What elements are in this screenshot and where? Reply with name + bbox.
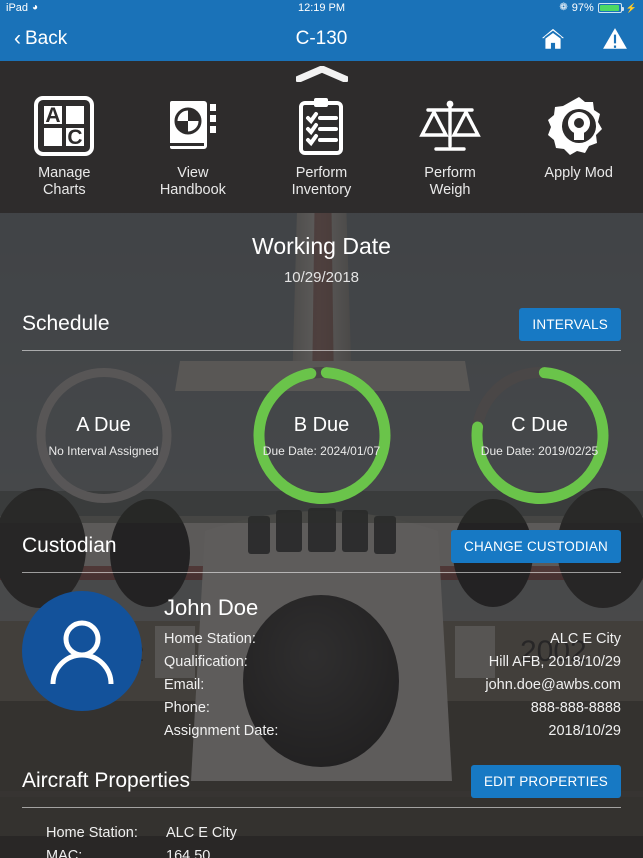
aircraft-property-value: 164.50 [166, 848, 211, 858]
perform-weigh-icon [419, 95, 481, 157]
battery-percent-label: 97% [571, 2, 594, 14]
chevron-left-icon: ‹ [14, 27, 21, 50]
custodian-field-list: Home Station: ALC E City Qualification: Hil… [164, 628, 621, 743]
battery-icon [597, 3, 624, 13]
custodian-field-key: Email: [164, 677, 205, 693]
bluetooth-icon: ❁ [559, 2, 568, 13]
perform-weigh-button[interactable]: Perform Weigh [395, 95, 505, 199]
ring-b-sub: Due Date: 2024/01/07 [262, 443, 381, 458]
custodian-info: John Doe Home Station: ALC E City Qualific… [164, 591, 621, 743]
svg-text:A: A [46, 104, 61, 127]
intervals-button[interactable]: INTERVALS [519, 307, 621, 341]
custodian-field-row: Email: john.doe@awbs.com [164, 674, 621, 697]
action-toolbar: A C Manage Charts View Handbook Perform … [0, 87, 643, 213]
chevron-up-icon [295, 66, 348, 82]
home-icon[interactable] [539, 25, 567, 53]
perform-inventory-icon [290, 95, 352, 157]
ios-status-bar: iPad ◕ 12:19 PM ❁ 97% ⚡ [0, 0, 643, 16]
lightning-bolt-icon: ⚡ [625, 2, 637, 13]
navigation-bar: ‹ Back C-130 [0, 16, 643, 61]
back-button[interactable]: ‹ Back [14, 28, 67, 50]
custodian-field-value: 888-888-8888 [530, 700, 621, 716]
view-handbook-button[interactable]: View Handbook [138, 95, 248, 199]
collapse-handle[interactable] [0, 61, 643, 87]
ring-a-due[interactable]: A Due No Interval Assigned [6, 363, 201, 508]
ring-a-sub: No Interval Assigned [48, 443, 159, 458]
manage-charts-icon: A C [33, 95, 95, 157]
custodian-field-row: Qualification: Hill AFB, 2018/10/29 [164, 651, 621, 674]
perform-inventory-label: Perform Inventory [291, 165, 352, 198]
schedule-title: Schedule [22, 312, 110, 335]
change-custodian-button[interactable]: CHANGE CUSTODIAN [451, 529, 621, 563]
apply-mod-icon [547, 95, 610, 157]
aircraft-property-row: Home Station: ALC E City [46, 822, 621, 845]
warning-triangle-icon[interactable] [601, 25, 629, 53]
back-button-label: Back [25, 27, 68, 49]
aircraft-properties-list: Home Station: ALC E City MAC: 164.50 [0, 808, 643, 858]
apply-mod-label: Apply Mod [544, 165, 613, 181]
navigation-actions [539, 25, 629, 53]
custodian-field-value: Hill AFB, 2018/10/29 [488, 654, 621, 670]
aircraft-properties-title: Aircraft Properties [22, 769, 191, 792]
ring-b-label: B Due [293, 413, 350, 436]
page-content: A C Manage Charts View Handbook Perform … [0, 61, 643, 858]
custodian-field-key: Qualification: [164, 654, 248, 670]
svg-text:C: C [68, 126, 83, 149]
edit-properties-button[interactable]: EDIT PROPERTIES [470, 764, 621, 798]
working-date-title: Working Date [252, 233, 391, 259]
aircraft-property-value: ALC E City [166, 825, 237, 841]
ring-b-due[interactable]: B Due Due Date: 2024/01/07 [224, 363, 419, 508]
working-date-block: Working Date 10/29/2018 [0, 213, 643, 286]
avatar [22, 591, 142, 711]
custodian-field-row: Assignment Date: 2018/10/29 [164, 720, 621, 743]
custodian-field-value: john.doe@awbs.com [485, 677, 621, 693]
custodian-section-header: Custodian CHANGE CUSTODIAN [0, 526, 643, 566]
custodian-title: Custodian [22, 534, 117, 557]
custodian-details: John Doe Home Station: ALC E City Qualific… [0, 573, 643, 743]
custodian-field-value: 2018/10/29 [548, 723, 621, 739]
custodian-field-key: Phone: [164, 700, 210, 716]
aircraft-property-key: Home Station: [46, 825, 138, 841]
custodian-field-key: Assignment Date: [164, 723, 279, 739]
custodian-field-key: Home Station: [164, 631, 256, 647]
schedule-section-header: Schedule INTERVALS [0, 304, 643, 344]
app-root: iPad ◕ 12:19 PM ❁ 97% ⚡ ‹ Back C-130 A C… [0, 0, 643, 858]
status-bar-right: ❁ 97% ⚡ [559, 2, 637, 14]
view-handbook-icon [162, 95, 224, 157]
custodian-field-row: Home Station: ALC E City [164, 628, 621, 651]
ring-a-label: A Due [76, 413, 131, 436]
working-date-value[interactable]: 10/29/2018 [0, 269, 643, 286]
view-handbook-label: View Handbook [159, 165, 226, 198]
aircraft-property-key: MAC: [46, 848, 83, 858]
aircraft-properties-section-header: Aircraft Properties EDIT PROPERTIES [0, 761, 643, 801]
schedule-rings: A Due No Interval Assigned B Due Due Dat… [0, 351, 643, 508]
custodian-field-row: Phone: 888-888-8888 [164, 697, 621, 720]
aircraft-property-row: MAC: 164.50 [46, 845, 621, 858]
custodian-field-value: ALC E City [550, 631, 621, 647]
ring-c-sub: Due Date: 2019/02/25 [480, 443, 599, 458]
ring-c-label: C Due [511, 413, 568, 436]
manage-charts-label: Manage Charts [38, 165, 91, 198]
status-bar-clock: 12:19 PM [297, 2, 346, 14]
perform-inventory-button[interactable]: Perform Inventory [266, 95, 376, 199]
apply-mod-button[interactable]: Apply Mod [524, 95, 634, 199]
custodian-name: John Doe [164, 595, 259, 620]
ring-c-due[interactable]: C Due Due Date: 2019/02/25 [442, 363, 637, 508]
manage-charts-button[interactable]: A C Manage Charts [9, 95, 119, 199]
person-avatar-icon [50, 620, 114, 685]
perform-weigh-label: Perform Weigh [424, 165, 476, 198]
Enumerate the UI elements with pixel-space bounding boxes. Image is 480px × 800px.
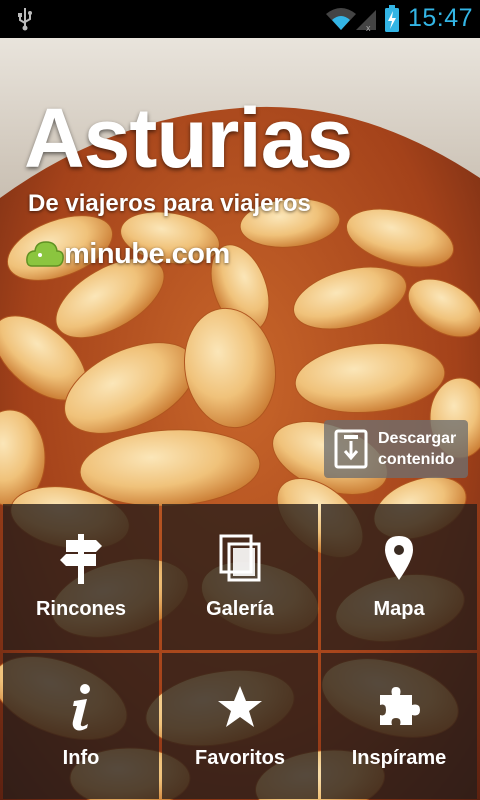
signpost-icon bbox=[60, 534, 102, 584]
menu-label: Rincones bbox=[35, 598, 127, 620]
menu-tile-mapa[interactable]: Mapa bbox=[321, 504, 477, 650]
menu-tile-favoritos[interactable]: Favoritos bbox=[162, 653, 318, 799]
wifi-icon bbox=[326, 8, 356, 30]
menu-grid: Rincones Galería Mapa Info Favoritos Ins… bbox=[0, 502, 480, 800]
usb-icon bbox=[18, 8, 32, 31]
app-title: Asturias bbox=[24, 91, 353, 185]
download-icon bbox=[334, 429, 368, 469]
battery-charging-icon bbox=[385, 5, 399, 32]
brand-name: minube.com bbox=[64, 237, 230, 270]
status-bar: x 15:47 bbox=[0, 0, 480, 38]
menu-label: Mapa bbox=[373, 598, 425, 620]
menu-label: Galería bbox=[206, 598, 274, 620]
menu-tile-galeria[interactable]: Galería bbox=[162, 504, 318, 650]
brand-logo: minube.com bbox=[26, 236, 230, 272]
svg-text:x: x bbox=[366, 23, 371, 32]
map-pin-icon bbox=[385, 536, 413, 580]
menu-tile-rincones[interactable]: Rincones bbox=[3, 504, 159, 650]
download-label-line2: contenido bbox=[378, 451, 455, 468]
puzzle-icon bbox=[380, 687, 420, 725]
app-subtitle: De viajeros para viajeros bbox=[28, 190, 311, 217]
cloud-logo-icon bbox=[26, 241, 64, 267]
download-content-button[interactable]: Descargar contenido bbox=[324, 420, 468, 478]
menu-label: Favoritos bbox=[194, 747, 286, 769]
star-icon bbox=[218, 686, 262, 727]
menu-label: Info bbox=[62, 747, 100, 769]
gallery-icon bbox=[219, 534, 261, 582]
signal-icon: x bbox=[356, 10, 376, 32]
download-label-line1: Descargar bbox=[378, 430, 457, 447]
clock: 15:47 bbox=[408, 4, 474, 32]
menu-tile-info[interactable]: Info bbox=[3, 653, 159, 799]
menu-label: Inspírame bbox=[351, 747, 447, 769]
info-icon bbox=[72, 684, 90, 731]
download-label: Descargar contenido bbox=[378, 428, 456, 470]
menu-tile-inspirame[interactable]: Inspírame bbox=[321, 653, 477, 799]
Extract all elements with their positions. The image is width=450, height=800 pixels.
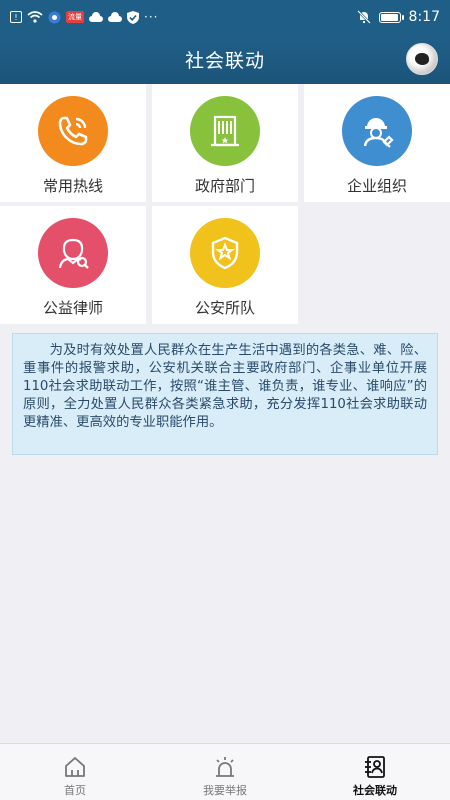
info-notice: 为及时有效处置人民群众在生产生活中遇到的各类急、难、险、重事件的报警求助，公安机… [12,333,438,455]
tile-hotline[interactable]: 常用热线 [0,84,146,202]
nav-label: 社会联动 [353,784,397,797]
tile-enterprise[interactable]: 企业组织 [304,84,450,202]
shield-app-icon [48,11,61,24]
page-title: 社会联动 [184,49,265,72]
status-icons: ! 流量 ··· [10,10,158,24]
tile-label: 公益律师 [42,299,103,317]
notice-text: 为及时有效处置人民群众在生产生活中遇到的各类急、难、险、重事件的报警求助，公安机… [23,343,427,430]
wifi-icon [27,11,43,23]
tile-label: 公安所队 [194,299,255,317]
nav-report[interactable]: 我要举报 [150,744,300,800]
status-right: 8:17 [356,9,440,25]
contacts-icon [365,756,385,778]
nav-home[interactable]: 首页 [0,744,150,800]
tile-police[interactable]: 公安所队 [152,206,298,324]
tile-government[interactable]: 政府部门 [152,84,298,202]
building-icon [190,96,260,166]
nav-social-linkage[interactable]: 社会联动 [300,744,450,800]
avatar-image [415,53,429,65]
alarm-icon [216,757,234,777]
home-icon [65,757,85,777]
nav-label: 我要举报 [203,784,247,797]
cloud-icon [89,11,103,23]
tile-label: 企业组织 [346,177,407,195]
check-shield-icon [127,10,139,24]
worker-icon [342,96,412,166]
nav-label: 首页 [64,784,86,797]
tile-lawyer[interactable]: 公益律师 [0,206,146,324]
tile-label: 常用热线 [42,177,103,195]
bell-muted-icon [356,10,371,24]
bottom-nav: 首页 我要举报 社会联动 [0,743,450,800]
phone-icon [38,96,108,166]
cloud-icon-2 [108,11,122,23]
tile-label: 政府部门 [194,177,255,195]
clock: 8:17 [408,9,440,25]
lawyer-icon [38,218,108,288]
more-notifications: ··· [144,10,159,24]
notification-icon: ! [10,11,22,23]
status-bar: ! 流量 ··· 8:17 [0,0,450,34]
app-header: 社会联动 [0,34,450,84]
traffic-badge: 流量 [66,11,84,23]
battery-icon [378,11,404,23]
police-badge-icon [190,218,260,288]
avatar[interactable] [406,43,438,75]
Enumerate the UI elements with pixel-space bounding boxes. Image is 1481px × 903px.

Goal:
Can you output the material from the line with "aircraft-property-value: 164.50 [166, 848, 211, 858]" up to and including the line with "ring-a-due[interactable]: A Due" as a Markdown table, with the row number under "No." and each line under "Entry", leaving out any blank lines?

Full output:
| No. | Entry |
|---|---|
| 1 | aircraft-property-value: 164.50 [166, 848, 211, 858] |
| 2 | perform-weigh-icon [419, 95, 481, 157] |
| 3 | battery-percent-label: 97% [571, 2, 594, 14] |
| 4 | chevron-left-icon: ‹ [14, 27, 21, 50] |
| 5 | custodian-field-list: Home Station: ALC E City Qualification: Hil… [164, 628, 621, 743] |
| 6 | battery-icon [597, 3, 624, 13] |
| 7 | custodian-field-key: Email: [164, 677, 205, 693] |
| 8 | bluetooth-icon: ❁ [559, 2, 568, 13] |
| 9 | perform-weigh-button[interactable]: Perform Weigh [395, 95, 505, 199] |
| 10 | ring-b-sub: Due Date: 2024/01/07 [262, 443, 381, 458] |
| 11 | custodian-info: John Doe Home Station: ALC E City Qualific… [164, 591, 621, 743] |
| 12 | svg-text:A: A [46, 104, 61, 127] |
| 13 | intervals-button[interactable]: INTERVALS [519, 307, 621, 341] |
| 14 | custodian-field-row: Email: john.doe@awbs.com [164, 674, 621, 697] |
| 15 | action-toolbar: A C Manage Charts View Handbook Perform … [0, 87, 643, 213] |
| 16 | chevron-up-icon [295, 66, 348, 82] |
| 17 | home-icon[interactable] [539, 25, 567, 53] |
| 18 | perform-inventory-icon [290, 95, 352, 157] |
| 19 | ios-status-bar: iPad ◕ 12:19 PM ❁ 97% ⚡ [0, 0, 643, 16] |
| 20 | lightning-bolt-icon: ⚡ [625, 2, 637, 13] |
| 21 | navigation-bar: ‹ Back C-130 [0, 16, 643, 61] |
| 22 | back-button[interactable]: ‹ Back [14, 28, 67, 50] |
| 23 | custodian-field-value: 888-888-8888 [530, 700, 621, 716] |
| 24 | view-handbook-button[interactable]: View Handbook [138, 95, 248, 199] |
| 25 | collapse-handle[interactable] [0, 61, 643, 87] |
| 26 | ring-a-due[interactable]: A Due No Interval Assigned [6, 363, 201, 508] |